- _Work instructions_
Arrange every line of the entries below into a Markdown table with two columns, No. and Line, that numbers each row and omits any blank lines.

- _The input_
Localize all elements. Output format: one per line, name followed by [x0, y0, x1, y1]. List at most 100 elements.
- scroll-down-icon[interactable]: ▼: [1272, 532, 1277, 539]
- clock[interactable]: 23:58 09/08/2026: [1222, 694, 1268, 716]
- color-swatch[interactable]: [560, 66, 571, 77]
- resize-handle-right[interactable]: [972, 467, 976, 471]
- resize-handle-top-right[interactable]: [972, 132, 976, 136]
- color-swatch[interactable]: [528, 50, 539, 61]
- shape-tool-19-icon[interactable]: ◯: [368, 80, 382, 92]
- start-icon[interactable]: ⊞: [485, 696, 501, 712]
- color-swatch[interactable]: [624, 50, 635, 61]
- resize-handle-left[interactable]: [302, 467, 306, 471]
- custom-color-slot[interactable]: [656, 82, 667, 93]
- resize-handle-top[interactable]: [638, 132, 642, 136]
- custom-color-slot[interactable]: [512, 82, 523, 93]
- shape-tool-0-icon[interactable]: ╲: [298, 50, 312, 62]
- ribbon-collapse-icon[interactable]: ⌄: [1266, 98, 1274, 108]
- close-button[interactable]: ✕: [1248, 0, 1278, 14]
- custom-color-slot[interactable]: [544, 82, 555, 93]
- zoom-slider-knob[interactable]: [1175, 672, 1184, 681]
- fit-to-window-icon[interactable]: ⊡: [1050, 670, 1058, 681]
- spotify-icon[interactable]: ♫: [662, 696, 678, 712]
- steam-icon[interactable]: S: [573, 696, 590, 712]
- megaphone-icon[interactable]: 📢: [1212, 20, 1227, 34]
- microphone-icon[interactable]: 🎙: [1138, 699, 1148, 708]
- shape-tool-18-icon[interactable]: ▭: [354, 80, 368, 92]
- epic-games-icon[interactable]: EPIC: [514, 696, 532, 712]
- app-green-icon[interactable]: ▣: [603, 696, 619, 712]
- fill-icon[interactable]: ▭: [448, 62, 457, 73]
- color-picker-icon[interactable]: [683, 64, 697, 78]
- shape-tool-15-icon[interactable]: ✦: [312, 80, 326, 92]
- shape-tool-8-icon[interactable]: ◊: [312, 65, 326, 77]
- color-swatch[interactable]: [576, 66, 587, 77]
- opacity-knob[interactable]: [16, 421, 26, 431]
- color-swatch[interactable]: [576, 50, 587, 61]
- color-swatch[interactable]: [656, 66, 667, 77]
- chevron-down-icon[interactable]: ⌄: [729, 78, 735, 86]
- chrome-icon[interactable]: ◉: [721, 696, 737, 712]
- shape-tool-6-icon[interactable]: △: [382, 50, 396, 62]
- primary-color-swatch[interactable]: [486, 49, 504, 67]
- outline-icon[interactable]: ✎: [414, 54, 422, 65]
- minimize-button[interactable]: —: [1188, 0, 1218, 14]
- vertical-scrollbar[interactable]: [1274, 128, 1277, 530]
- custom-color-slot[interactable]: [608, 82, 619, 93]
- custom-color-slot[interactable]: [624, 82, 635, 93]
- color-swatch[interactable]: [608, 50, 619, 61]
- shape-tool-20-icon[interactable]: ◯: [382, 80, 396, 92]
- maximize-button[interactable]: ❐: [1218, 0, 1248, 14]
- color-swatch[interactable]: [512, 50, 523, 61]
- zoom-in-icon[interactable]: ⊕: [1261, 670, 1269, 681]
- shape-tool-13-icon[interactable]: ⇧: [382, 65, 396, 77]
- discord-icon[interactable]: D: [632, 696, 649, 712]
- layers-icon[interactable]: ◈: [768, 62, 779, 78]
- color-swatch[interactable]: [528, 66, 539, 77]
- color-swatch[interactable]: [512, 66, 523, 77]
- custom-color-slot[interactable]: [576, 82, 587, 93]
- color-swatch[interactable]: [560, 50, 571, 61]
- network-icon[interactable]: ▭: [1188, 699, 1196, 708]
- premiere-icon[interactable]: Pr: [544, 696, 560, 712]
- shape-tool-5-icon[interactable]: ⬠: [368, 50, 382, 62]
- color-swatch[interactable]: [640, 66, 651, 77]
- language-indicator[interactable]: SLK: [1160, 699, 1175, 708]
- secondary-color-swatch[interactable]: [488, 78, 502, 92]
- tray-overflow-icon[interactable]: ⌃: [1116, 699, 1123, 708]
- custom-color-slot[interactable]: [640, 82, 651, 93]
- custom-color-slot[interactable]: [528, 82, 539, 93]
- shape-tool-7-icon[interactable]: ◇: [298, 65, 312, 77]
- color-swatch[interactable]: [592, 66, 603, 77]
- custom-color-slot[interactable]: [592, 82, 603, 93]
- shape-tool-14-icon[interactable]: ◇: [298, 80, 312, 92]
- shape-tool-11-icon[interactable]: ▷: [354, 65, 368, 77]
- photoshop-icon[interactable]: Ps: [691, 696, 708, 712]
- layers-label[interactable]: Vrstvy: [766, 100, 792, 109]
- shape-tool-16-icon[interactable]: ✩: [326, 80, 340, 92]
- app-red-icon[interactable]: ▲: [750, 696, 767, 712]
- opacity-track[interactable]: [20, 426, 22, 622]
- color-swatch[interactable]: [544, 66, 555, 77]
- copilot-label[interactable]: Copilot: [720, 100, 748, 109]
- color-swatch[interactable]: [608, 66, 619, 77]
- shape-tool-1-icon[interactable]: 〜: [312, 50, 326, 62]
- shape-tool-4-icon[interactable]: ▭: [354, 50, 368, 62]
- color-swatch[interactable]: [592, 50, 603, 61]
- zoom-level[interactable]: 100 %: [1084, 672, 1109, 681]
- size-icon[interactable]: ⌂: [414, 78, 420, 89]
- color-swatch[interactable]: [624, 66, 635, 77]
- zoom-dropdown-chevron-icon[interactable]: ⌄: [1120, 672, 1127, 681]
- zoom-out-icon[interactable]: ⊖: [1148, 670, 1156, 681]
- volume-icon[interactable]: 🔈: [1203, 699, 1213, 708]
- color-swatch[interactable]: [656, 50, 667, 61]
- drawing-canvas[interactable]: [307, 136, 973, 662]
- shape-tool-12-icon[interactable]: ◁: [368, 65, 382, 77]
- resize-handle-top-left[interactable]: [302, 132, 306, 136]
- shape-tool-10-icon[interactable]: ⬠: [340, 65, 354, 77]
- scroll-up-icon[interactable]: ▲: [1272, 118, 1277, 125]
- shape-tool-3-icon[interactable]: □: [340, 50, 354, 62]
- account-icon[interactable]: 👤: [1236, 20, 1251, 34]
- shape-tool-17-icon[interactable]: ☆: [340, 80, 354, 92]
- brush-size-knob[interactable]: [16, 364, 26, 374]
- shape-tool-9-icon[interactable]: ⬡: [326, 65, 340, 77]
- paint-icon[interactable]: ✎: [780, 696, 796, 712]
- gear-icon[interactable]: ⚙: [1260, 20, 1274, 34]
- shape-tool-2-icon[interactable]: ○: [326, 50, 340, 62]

- _Result for this task_
| No. | Line |
|---|---|
| 1 | Localize all elements. Output format: one per line, name followed by [x0, y0, x1, y1]. List at most 100 elements. |
| 2 | - scroll-down-icon[interactable]: ▼: [1272, 532, 1277, 539] |
| 3 | - clock[interactable]: 23:58 09/08/2026: [1222, 694, 1268, 716] |
| 4 | - color-swatch[interactable]: [560, 66, 571, 77] |
| 5 | - resize-handle-right[interactable]: [972, 467, 976, 471] |
| 6 | - resize-handle-top-right[interactable]: [972, 132, 976, 136] |
| 7 | - color-swatch[interactable]: [528, 50, 539, 61] |
| 8 | - shape-tool-19-icon[interactable]: ◯: [368, 80, 382, 92] |
| 9 | - start-icon[interactable]: ⊞: [485, 696, 501, 712] |
| 10 | - color-swatch[interactable]: [624, 50, 635, 61] |
| 11 | - resize-handle-left[interactable]: [302, 467, 306, 471] |
| 12 | - custom-color-slot[interactable]: [656, 82, 667, 93] |
| 13 | - resize-handle-top[interactable]: [638, 132, 642, 136] |
| 14 | - custom-color-slot[interactable]: [512, 82, 523, 93] |
| 15 | - shape-tool-0-icon[interactable]: ╲: [298, 50, 312, 62] |
| 16 | - ribbon-collapse-icon[interactable]: ⌄: [1266, 98, 1274, 108] |
| 17 | - close-button[interactable]: ✕: [1248, 0, 1278, 14] |
| 18 | - custom-color-slot[interactable]: [544, 82, 555, 93] |
| 19 | - zoom-slider-knob[interactable]: [1175, 672, 1184, 681] |
| 20 | - fit-to-window-icon[interactable]: ⊡: [1050, 670, 1058, 681] |
| 21 | - spotify-icon[interactable]: ♫: [662, 696, 678, 712] |
| 22 | - steam-icon[interactable]: S: [573, 696, 590, 712] |
| 23 | - megaphone-icon[interactable]: 📢: [1212, 20, 1227, 34] |
| 24 | - microphone-icon[interactable]: 🎙: [1138, 699, 1148, 708] |
| 25 | - shape-tool-18-icon[interactable]: ▭: [354, 80, 368, 92] |
| 26 | - epic-games-icon[interactable]: EPIC: [514, 696, 532, 712] |
| 27 | - app-green-icon[interactable]: ▣: [603, 696, 619, 712] |
| 28 | - fill-icon[interactable]: ▭: [448, 62, 457, 73] |
| 29 | - color-picker-icon[interactable]: [683, 64, 697, 78] |
| 30 | - shape-tool-15-icon[interactable]: ✦: [312, 80, 326, 92] |
| 31 | - shape-tool-8-icon[interactable]: ◊: [312, 65, 326, 77] |
| 32 | - color-swatch[interactable]: [576, 66, 587, 77] |
| 33 | - opacity-knob[interactable]: [16, 421, 26, 431] |
| 34 | - color-swatch[interactable]: [576, 50, 587, 61] |
| 35 | - color-swatch[interactable]: [656, 66, 667, 77] |
| 36 | - chevron-down-icon[interactable]: ⌄: [729, 78, 735, 86] |
| 37 | - chrome-icon[interactable]: ◉: [721, 696, 737, 712] |
| 38 | - shape-tool-6-icon[interactable]: △: [382, 50, 396, 62] |
| 39 | - primary-color-swatch[interactable]: [486, 49, 504, 67] |
| 40 | - outline-icon[interactable]: ✎: [414, 54, 422, 65] |
| 41 | - minimize-button[interactable]: —: [1188, 0, 1218, 14] |
| 42 | - vertical-scrollbar[interactable]: [1274, 128, 1277, 530] |
| 43 | - custom-color-slot[interactable]: [608, 82, 619, 93] |
| 44 | - custom-color-slot[interactable]: [624, 82, 635, 93] |
| 45 | - color-swatch[interactable]: [608, 50, 619, 61] |
| 46 | - shape-tool-20-icon[interactable]: ◯: [382, 80, 396, 92] |
| 47 | - maximize-button[interactable]: ❐: [1218, 0, 1248, 14] |
| 48 | - color-swatch[interactable]: [512, 50, 523, 61] |
| 49 | - zoom-in-icon[interactable]: ⊕: [1261, 670, 1269, 681] |
| 50 | - shape-tool-13-icon[interactable]: ⇧: [382, 65, 396, 77] |
| 51 | - discord-icon[interactable]: D: [632, 696, 649, 712] |
| 52 | - layers-icon[interactable]: ◈: [768, 62, 779, 78] |
| 53 | - color-swatch[interactable]: [528, 66, 539, 77] |
| 54 | - color-swatch[interactable]: [512, 66, 523, 77] |
| 55 | - custom-color-slot[interactable]: [576, 82, 587, 93] |
| 56 | - color-swatch[interactable]: [560, 50, 571, 61] |
| 57 | - network-icon[interactable]: ▭: [1188, 699, 1196, 708] |
| 58 | - premiere-icon[interactable]: Pr: [544, 696, 560, 712] |
| 59 | - shape-tool-5-icon[interactable]: ⬠: [368, 50, 382, 62] |
| 60 | - color-swatch[interactable]: [640, 66, 651, 77] |
| 61 | - language-indicator[interactable]: SLK: [1160, 699, 1175, 708] |
| 62 | - secondary-color-swatch[interactable]: [488, 78, 502, 92] |
| 63 | - tray-overflow-icon[interactable]: ⌃: [1116, 699, 1123, 708] |
| 64 | - custom-color-slot[interactable]: [640, 82, 651, 93] |
| 65 | - custom-color-slot[interactable]: [528, 82, 539, 93] |
| 66 | - shape-tool-7-icon[interactable]: ◇: [298, 65, 312, 77] |
| 67 | - color-swatch[interactable]: [592, 66, 603, 77] |
| 68 | - custom-color-slot[interactable]: [592, 82, 603, 93] |
| 69 | - shape-tool-14-icon[interactable]: ◇: [298, 80, 312, 92] |
| 70 | - shape-tool-11-icon[interactable]: ▷: [354, 65, 368, 77] |
| 71 | - photoshop-icon[interactable]: Ps: [691, 696, 708, 712] |
| 72 | - layers-label[interactable]: Vrstvy: [766, 100, 792, 109] |
| 73 | - shape-tool-16-icon[interactable]: ✩: [326, 80, 340, 92] |
| 74 | - app-red-icon[interactable]: ▲: [750, 696, 767, 712] |
| 75 | - opacity-track[interactable]: [20, 426, 22, 622] |
| 76 | - color-swatch[interactable]: [544, 66, 555, 77] |
| 77 | - copilot-label[interactable]: Copilot: [720, 100, 748, 109] |
| 78 | - color-swatch[interactable]: [608, 66, 619, 77] |
| 79 | - shape-tool-1-icon[interactable]: 〜: [312, 50, 326, 62] |
| 80 | - shape-tool-4-icon[interactable]: ▭: [354, 50, 368, 62] |
| 81 | - color-swatch[interactable]: [592, 50, 603, 61] |
| 82 | - zoom-level[interactable]: 100 %: [1084, 672, 1109, 681] |
| 83 | - size-icon[interactable]: ⌂: [414, 78, 420, 89] |
| 84 | - color-swatch[interactable]: [624, 66, 635, 77] |
| 85 | - zoom-dropdown-chevron-icon[interactable]: ⌄: [1120, 672, 1127, 681] |
| 86 | - zoom-out-icon[interactable]: ⊖: [1148, 670, 1156, 681] |
| 87 | - volume-icon[interactable]: 🔈: [1203, 699, 1213, 708] |
| 88 | - color-swatch[interactable]: [656, 50, 667, 61] |
| 89 | - drawing-canvas[interactable]: [307, 136, 973, 662] |
| 90 | - shape-tool-12-icon[interactable]: ◁: [368, 65, 382, 77] |
| 91 | - resize-handle-top-left[interactable]: [302, 132, 306, 136] |
| 92 | - shape-tool-10-icon[interactable]: ⬠: [340, 65, 354, 77] |
| 93 | - scroll-up-icon[interactable]: ▲: [1272, 118, 1277, 125] |
| 94 | - shape-tool-3-icon[interactable]: □: [340, 50, 354, 62] |
| 95 | - account-icon[interactable]: 👤: [1236, 20, 1251, 34] |
| 96 | - shape-tool-17-icon[interactable]: ☆: [340, 80, 354, 92] |
| 97 | - brush-size-knob[interactable]: [16, 364, 26, 374] |
| 98 | - shape-tool-9-icon[interactable]: ⬡: [326, 65, 340, 77] |
| 99 | - paint-icon[interactable]: ✎: [780, 696, 796, 712] |
| 100 | - gear-icon[interactable]: ⚙: [1260, 20, 1274, 34] |
| 101 | - shape-tool-2-icon[interactable]: ○: [326, 50, 340, 62] |